## Records for this exercise
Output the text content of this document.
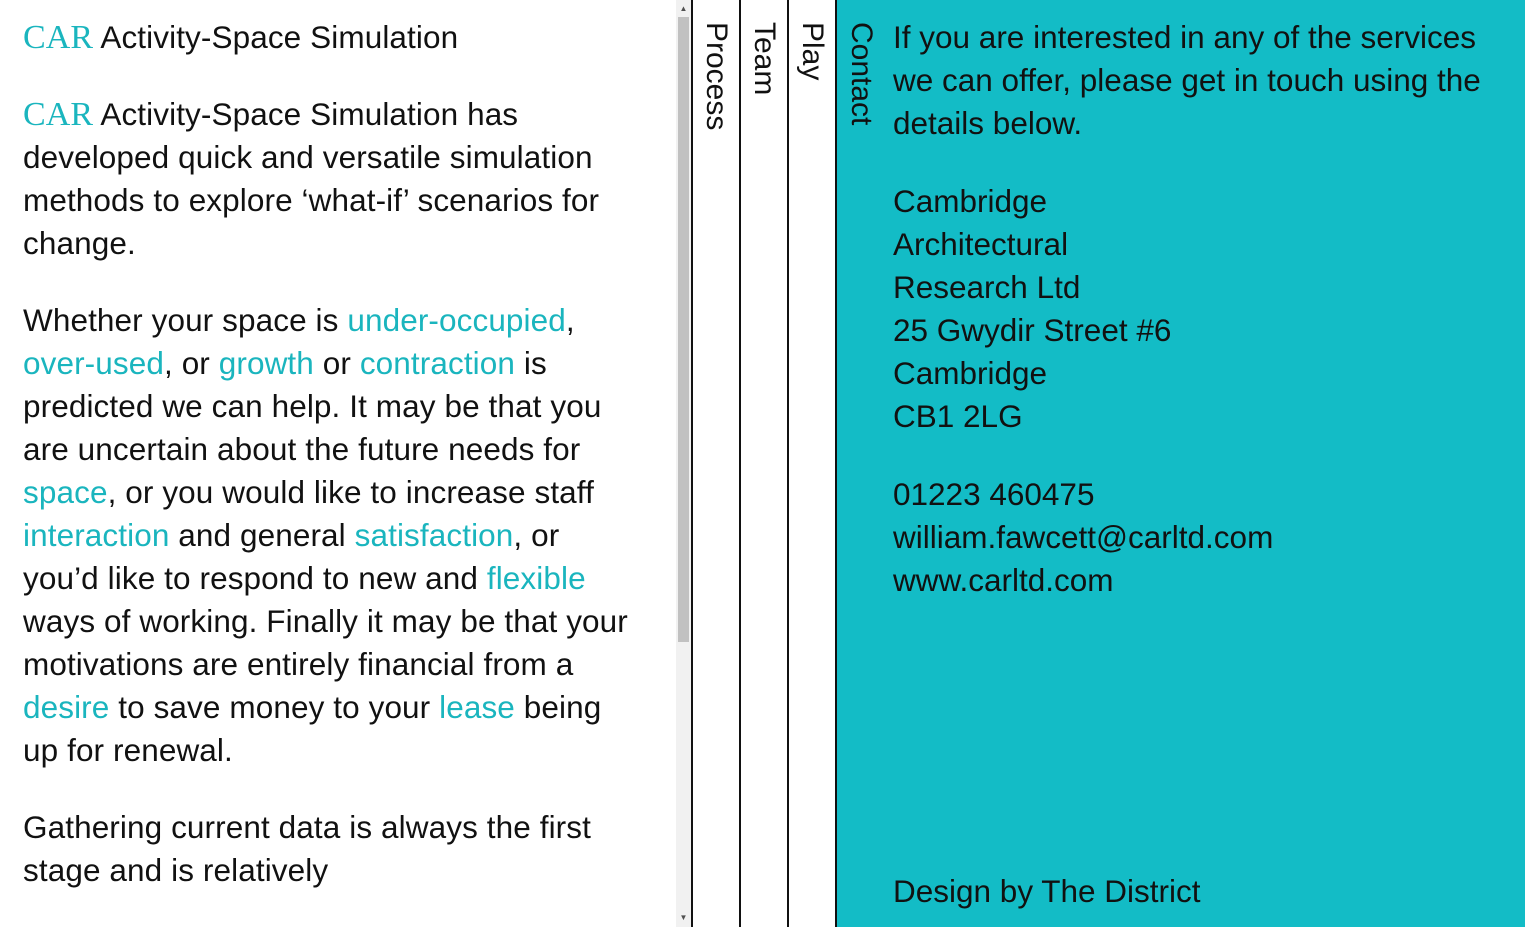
CAR Activity-Space Simulation

CAR Activity-Space Simulation has developed quick and versatile simulation methods to explore ‘what-if’ scenarios for change.

Whether your space is under-occupied, over-used, or growth or contraction is predicted we can help. It may be that you are uncertain about the future needs for space, or you would like to increase staff interaction and general satisfaction, or you’d like to respond to new and flexible ways of working. Finally it may be that your motivations are entirely financial from a desire to save money to your lease being up for renewal.

Gathering current data is always the first stage and is relatively

▲
▼
Process Team Play Contact If you are interested in any of the services we can offer, please get in touch using the details below.

Cambridge
Architectural
Research Ltd
25 Gwydir Street #6
Cambridge
CB1 2LG

01223 460475
william.fawcett@carltd.com
www.carltd.com

Design by The District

## Problem to solve
Reproduce all of the data exactly, omitting each picture it holds.

## Exercise solution
Output the text content of this document.
CAR Activity-Space Simulation

CAR Activity-Space Simulation has developed quick and versatile simulation methods to explore ‘what-if’ scenarios for change.

Whether your space is under-occupied, over-used, or growth or contraction is predicted we can help. It may be that you are uncertain about the future needs for space, or you would like to increase staff interaction and general satisfaction, or you’d like to respond to new and flexible ways of working. Finally it may be that your motivations are entirely financial from a desire to save money to your lease being up for renewal.

Gathering current data is always the first stage and is relatively

▲
▼
Process Team Play Contact If you are interested in any of the services we can offer, please get in touch using the details below.

Cambridge
Architectural
Research Ltd
25 Gwydir Street #6
Cambridge
CB1 2LG

01223 460475
william.fawcett@carltd.com
www.carltd.com

Design by The District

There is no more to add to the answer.